[SET EXERCISE] Gather from the listing below each line that includes the word "name", and copy it.

++++++++++

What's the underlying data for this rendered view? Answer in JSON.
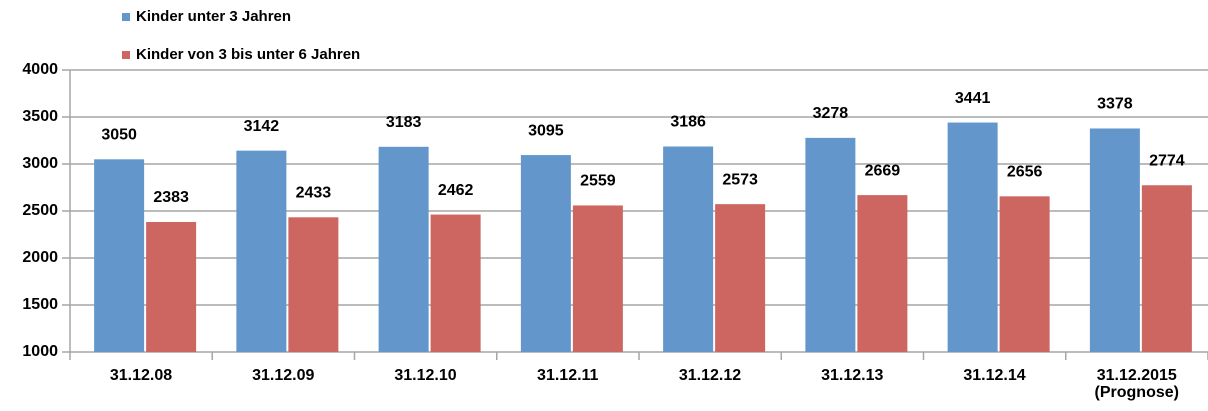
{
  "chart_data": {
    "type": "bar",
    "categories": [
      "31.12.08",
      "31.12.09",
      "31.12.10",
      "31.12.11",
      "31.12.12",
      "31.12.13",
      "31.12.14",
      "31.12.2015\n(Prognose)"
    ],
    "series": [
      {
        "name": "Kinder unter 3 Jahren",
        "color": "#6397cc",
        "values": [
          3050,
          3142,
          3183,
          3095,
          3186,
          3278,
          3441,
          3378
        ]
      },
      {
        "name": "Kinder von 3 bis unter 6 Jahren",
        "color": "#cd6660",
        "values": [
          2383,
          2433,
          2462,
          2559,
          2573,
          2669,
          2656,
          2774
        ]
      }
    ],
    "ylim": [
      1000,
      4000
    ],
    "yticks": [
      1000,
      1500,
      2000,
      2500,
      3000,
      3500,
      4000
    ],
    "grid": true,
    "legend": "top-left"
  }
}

++++++++++

[RESULT OF THIS EXERCISE]
        "name": "Kinder unter 3 Jahren",
        "name": "Kinder von 3 bis unter 6 Jahren",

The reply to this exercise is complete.